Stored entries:
● ● ●

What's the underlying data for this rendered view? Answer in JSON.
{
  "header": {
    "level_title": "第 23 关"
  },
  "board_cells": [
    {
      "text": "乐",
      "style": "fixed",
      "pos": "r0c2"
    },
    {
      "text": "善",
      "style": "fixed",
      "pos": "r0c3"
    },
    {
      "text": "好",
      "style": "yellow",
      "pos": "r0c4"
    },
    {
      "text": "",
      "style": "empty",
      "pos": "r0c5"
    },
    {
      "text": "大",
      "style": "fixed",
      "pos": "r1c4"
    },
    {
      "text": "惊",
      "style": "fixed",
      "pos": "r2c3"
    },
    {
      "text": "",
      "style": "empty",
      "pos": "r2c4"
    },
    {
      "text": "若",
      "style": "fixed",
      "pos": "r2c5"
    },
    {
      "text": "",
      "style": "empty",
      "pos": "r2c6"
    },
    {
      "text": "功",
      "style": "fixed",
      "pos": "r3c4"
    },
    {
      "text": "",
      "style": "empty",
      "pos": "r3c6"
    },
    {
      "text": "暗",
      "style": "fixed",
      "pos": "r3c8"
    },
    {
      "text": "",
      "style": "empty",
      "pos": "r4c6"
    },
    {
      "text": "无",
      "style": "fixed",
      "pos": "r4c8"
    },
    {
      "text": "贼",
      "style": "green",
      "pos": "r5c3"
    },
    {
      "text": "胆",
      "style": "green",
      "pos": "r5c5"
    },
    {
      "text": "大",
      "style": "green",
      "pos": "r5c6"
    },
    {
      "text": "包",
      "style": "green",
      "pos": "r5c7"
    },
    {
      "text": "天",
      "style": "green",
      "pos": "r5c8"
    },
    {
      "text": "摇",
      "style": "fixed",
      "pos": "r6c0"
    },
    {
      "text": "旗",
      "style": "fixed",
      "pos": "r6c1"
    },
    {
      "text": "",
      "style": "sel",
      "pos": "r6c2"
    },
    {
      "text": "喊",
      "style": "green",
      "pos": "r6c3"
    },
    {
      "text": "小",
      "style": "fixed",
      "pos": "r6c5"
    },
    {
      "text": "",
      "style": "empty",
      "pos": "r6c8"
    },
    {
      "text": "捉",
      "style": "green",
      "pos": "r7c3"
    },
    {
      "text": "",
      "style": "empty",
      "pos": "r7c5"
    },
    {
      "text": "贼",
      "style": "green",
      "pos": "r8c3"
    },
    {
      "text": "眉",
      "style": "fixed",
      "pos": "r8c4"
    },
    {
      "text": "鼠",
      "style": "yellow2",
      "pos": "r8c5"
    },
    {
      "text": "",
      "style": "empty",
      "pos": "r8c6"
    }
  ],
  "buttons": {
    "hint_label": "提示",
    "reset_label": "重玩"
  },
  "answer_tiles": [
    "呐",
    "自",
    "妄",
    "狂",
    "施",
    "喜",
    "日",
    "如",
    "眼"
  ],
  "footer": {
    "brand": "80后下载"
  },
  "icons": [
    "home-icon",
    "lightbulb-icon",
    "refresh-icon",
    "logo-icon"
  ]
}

● ● ●

What the exercise asks>
Transcribe each entry precisely, missing none.

Solution for this problem>
What's the underlying data for this rendered view? Answer in JSON.
{
  "header": {
    "level_title": "第 23 关"
  },
  "board_cells": [
    {
      "text": "乐",
      "style": "fixed",
      "pos": "r0c2"
    },
    {
      "text": "善",
      "style": "fixed",
      "pos": "r0c3"
    },
    {
      "text": "好",
      "style": "yellow",
      "pos": "r0c4"
    },
    {
      "text": "",
      "style": "empty",
      "pos": "r0c5"
    },
    {
      "text": "大",
      "style": "fixed",
      "pos": "r1c4"
    },
    {
      "text": "惊",
      "style": "fixed",
      "pos": "r2c3"
    },
    {
      "text": "",
      "style": "empty",
      "pos": "r2c4"
    },
    {
      "text": "若",
      "style": "fixed",
      "pos": "r2c5"
    },
    {
      "text": "",
      "style": "empty",
      "pos": "r2c6"
    },
    {
      "text": "功",
      "style": "fixed",
      "pos": "r3c4"
    },
    {
      "text": "",
      "style": "empty",
      "pos": "r3c6"
    },
    {
      "text": "暗",
      "style": "fixed",
      "pos": "r3c8"
    },
    {
      "text": "",
      "style": "empty",
      "pos": "r4c6"
    },
    {
      "text": "无",
      "style": "fixed",
      "pos": "r4c8"
    },
    {
      "text": "贼",
      "style": "green",
      "pos": "r5c3"
    },
    {
      "text": "胆",
      "style": "green",
      "pos": "r5c5"
    },
    {
      "text": "大",
      "style": "green",
      "pos": "r5c6"
    },
    {
      "text": "包",
      "style": "green",
      "pos": "r5c7"
    },
    {
      "text": "天",
      "style": "green",
      "pos": "r5c8"
    },
    {
      "text": "摇",
      "style": "fixed",
      "pos": "r6c0"
    },
    {
      "text": "旗",
      "style": "fixed",
      "pos": "r6c1"
    },
    {
      "text": "",
      "style": "sel",
      "pos": "r6c2"
    },
    {
      "text": "喊",
      "style": "green",
      "pos": "r6c3"
    },
    {
      "text": "小",
      "style": "fixed",
      "pos": "r6c5"
    },
    {
      "text": "",
      "style": "empty",
      "pos": "r6c8"
    },
    {
      "text": "捉",
      "style": "green",
      "pos": "r7c3"
    },
    {
      "text": "",
      "style": "empty",
      "pos": "r7c5"
    },
    {
      "text": "贼",
      "style": "green",
      "pos": "r8c3"
    },
    {
      "text": "眉",
      "style": "fixed",
      "pos": "r8c4"
    },
    {
      "text": "鼠",
      "style": "yellow2",
      "pos": "r8c5"
    },
    {
      "text": "",
      "style": "empty",
      "pos": "r8c6"
    }
  ],
  "buttons": {
    "hint_label": "提示",
    "reset_label": "重玩"
  },
  "answer_tiles": [
    "呐",
    "自",
    "妄",
    "狂",
    "施",
    "喜",
    "日",
    "如",
    "眼"
  ],
  "footer": {
    "brand": "80后下载"
  },
  "icons": [
    "home-icon",
    "lightbulb-icon",
    "refresh-icon",
    "logo-icon"
  ]
}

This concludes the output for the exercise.